__Stated goal__
Keep every line where the word "moteur" appears; drop the rest.
++++ Provided records ++++
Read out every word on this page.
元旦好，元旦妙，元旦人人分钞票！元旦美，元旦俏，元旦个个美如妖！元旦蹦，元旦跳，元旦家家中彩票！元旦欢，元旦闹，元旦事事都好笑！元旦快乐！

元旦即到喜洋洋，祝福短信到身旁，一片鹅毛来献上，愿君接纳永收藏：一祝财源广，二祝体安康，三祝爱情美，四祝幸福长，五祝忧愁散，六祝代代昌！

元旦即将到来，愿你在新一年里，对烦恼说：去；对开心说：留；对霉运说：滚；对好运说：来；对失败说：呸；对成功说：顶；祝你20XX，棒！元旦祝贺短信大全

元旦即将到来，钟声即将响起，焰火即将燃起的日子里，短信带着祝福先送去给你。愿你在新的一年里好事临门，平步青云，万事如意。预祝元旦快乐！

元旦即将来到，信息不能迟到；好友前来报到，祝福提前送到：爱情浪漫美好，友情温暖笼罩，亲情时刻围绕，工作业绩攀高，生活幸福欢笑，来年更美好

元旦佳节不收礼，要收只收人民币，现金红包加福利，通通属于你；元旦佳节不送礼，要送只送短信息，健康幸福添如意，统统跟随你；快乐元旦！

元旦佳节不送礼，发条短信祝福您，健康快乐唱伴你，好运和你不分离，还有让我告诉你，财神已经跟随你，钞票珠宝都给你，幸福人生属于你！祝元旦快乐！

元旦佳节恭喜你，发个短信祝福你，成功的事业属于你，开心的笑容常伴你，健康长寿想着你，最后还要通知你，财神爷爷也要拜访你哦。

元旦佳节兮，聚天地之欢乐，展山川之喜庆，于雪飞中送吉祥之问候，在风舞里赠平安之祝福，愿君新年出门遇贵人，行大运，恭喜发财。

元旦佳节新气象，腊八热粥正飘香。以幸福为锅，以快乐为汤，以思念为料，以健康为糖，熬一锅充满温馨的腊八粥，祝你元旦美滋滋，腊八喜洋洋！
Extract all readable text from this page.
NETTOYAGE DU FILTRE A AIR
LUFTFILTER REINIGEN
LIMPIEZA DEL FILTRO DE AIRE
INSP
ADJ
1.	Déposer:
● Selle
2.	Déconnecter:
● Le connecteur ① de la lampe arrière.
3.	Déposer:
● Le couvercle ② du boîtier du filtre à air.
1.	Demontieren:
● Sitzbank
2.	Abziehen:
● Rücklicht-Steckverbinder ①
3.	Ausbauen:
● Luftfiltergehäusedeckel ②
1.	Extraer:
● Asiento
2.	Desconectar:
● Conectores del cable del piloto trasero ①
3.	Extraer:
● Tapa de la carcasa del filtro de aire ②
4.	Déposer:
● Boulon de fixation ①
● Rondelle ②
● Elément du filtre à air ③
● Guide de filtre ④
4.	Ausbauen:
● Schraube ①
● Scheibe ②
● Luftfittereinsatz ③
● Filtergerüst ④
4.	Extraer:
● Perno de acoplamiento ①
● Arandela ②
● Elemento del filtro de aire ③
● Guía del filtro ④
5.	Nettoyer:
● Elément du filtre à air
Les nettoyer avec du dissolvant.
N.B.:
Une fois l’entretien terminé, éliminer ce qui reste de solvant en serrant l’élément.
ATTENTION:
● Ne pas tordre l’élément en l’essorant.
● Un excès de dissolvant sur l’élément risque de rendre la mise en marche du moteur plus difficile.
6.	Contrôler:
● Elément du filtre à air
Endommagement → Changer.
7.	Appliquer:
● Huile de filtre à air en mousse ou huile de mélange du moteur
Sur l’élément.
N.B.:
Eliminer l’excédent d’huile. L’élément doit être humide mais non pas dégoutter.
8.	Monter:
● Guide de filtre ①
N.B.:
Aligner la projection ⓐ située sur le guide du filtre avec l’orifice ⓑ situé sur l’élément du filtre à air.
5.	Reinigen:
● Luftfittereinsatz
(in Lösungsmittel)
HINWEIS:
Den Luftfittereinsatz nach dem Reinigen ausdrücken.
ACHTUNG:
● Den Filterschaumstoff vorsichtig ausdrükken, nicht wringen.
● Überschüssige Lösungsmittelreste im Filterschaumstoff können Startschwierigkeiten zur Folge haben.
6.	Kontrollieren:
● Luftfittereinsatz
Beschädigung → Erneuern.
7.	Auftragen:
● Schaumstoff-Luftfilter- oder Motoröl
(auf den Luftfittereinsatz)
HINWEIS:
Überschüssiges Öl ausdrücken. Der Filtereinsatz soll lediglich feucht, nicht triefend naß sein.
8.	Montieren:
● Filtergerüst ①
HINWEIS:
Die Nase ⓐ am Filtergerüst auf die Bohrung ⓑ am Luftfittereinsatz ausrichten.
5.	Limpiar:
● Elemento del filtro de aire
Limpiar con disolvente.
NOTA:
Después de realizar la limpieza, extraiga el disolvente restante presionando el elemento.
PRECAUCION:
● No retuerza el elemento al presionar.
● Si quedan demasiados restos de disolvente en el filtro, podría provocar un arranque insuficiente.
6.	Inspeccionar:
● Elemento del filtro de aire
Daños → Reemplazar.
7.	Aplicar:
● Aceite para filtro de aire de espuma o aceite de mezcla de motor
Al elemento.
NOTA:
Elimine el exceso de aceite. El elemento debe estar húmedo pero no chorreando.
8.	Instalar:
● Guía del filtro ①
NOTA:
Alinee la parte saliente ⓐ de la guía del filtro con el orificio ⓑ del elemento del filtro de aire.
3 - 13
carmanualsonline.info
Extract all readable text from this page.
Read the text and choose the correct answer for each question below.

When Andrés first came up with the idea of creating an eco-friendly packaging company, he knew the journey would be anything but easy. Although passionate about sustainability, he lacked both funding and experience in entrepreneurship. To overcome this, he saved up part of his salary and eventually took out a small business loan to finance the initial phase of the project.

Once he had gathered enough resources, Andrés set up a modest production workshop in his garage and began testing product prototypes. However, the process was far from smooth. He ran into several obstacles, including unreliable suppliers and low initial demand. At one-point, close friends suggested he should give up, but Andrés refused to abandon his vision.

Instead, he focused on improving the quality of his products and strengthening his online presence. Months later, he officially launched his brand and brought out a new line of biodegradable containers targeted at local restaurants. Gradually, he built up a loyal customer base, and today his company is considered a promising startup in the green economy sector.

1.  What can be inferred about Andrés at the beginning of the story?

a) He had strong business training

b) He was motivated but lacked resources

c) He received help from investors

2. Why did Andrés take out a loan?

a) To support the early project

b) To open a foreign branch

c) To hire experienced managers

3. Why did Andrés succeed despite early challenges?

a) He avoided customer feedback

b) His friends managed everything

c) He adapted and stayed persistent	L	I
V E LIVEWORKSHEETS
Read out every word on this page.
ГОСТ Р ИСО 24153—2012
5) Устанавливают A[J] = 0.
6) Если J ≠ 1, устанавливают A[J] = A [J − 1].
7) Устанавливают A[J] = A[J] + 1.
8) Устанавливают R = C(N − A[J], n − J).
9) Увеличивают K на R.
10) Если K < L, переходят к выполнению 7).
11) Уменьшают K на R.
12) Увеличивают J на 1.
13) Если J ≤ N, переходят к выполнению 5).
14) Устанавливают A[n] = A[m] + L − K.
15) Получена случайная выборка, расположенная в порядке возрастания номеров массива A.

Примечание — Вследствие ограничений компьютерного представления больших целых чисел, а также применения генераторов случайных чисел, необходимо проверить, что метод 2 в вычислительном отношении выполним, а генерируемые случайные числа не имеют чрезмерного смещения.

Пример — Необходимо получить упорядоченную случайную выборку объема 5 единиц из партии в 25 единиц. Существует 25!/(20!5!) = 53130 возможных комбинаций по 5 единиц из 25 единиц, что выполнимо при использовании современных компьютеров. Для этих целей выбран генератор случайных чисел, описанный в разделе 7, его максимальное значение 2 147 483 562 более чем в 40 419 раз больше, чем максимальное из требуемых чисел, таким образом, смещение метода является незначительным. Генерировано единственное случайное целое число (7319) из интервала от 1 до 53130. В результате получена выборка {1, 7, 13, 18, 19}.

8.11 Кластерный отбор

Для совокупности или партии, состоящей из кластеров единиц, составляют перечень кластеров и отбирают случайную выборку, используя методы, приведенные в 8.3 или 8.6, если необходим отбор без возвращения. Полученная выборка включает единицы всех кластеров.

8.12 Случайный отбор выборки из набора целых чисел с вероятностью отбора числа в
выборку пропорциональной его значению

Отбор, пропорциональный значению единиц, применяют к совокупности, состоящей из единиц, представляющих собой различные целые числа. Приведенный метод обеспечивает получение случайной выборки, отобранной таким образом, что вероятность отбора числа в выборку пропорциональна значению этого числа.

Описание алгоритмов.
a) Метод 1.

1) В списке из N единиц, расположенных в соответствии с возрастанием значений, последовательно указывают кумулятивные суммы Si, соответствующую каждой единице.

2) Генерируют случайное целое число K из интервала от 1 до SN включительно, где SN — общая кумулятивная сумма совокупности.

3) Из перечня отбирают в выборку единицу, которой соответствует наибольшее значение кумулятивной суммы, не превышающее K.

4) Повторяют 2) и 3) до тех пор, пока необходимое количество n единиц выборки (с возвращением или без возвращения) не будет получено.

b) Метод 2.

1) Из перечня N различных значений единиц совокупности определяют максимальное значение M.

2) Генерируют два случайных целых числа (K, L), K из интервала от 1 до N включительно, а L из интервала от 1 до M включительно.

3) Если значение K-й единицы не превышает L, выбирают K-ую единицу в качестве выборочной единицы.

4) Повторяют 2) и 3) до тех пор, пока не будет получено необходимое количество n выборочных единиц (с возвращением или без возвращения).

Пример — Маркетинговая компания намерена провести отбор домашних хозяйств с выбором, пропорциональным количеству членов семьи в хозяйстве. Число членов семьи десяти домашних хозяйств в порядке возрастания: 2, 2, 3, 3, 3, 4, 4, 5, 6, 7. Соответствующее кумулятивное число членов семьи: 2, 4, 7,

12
++++
__Task output__
● Un excès de dissolvant sur l’élément risque de rendre la mise en marche du moteur plus difficile.
● Huile de filtre à air en mousse ou huile de mélange du moteur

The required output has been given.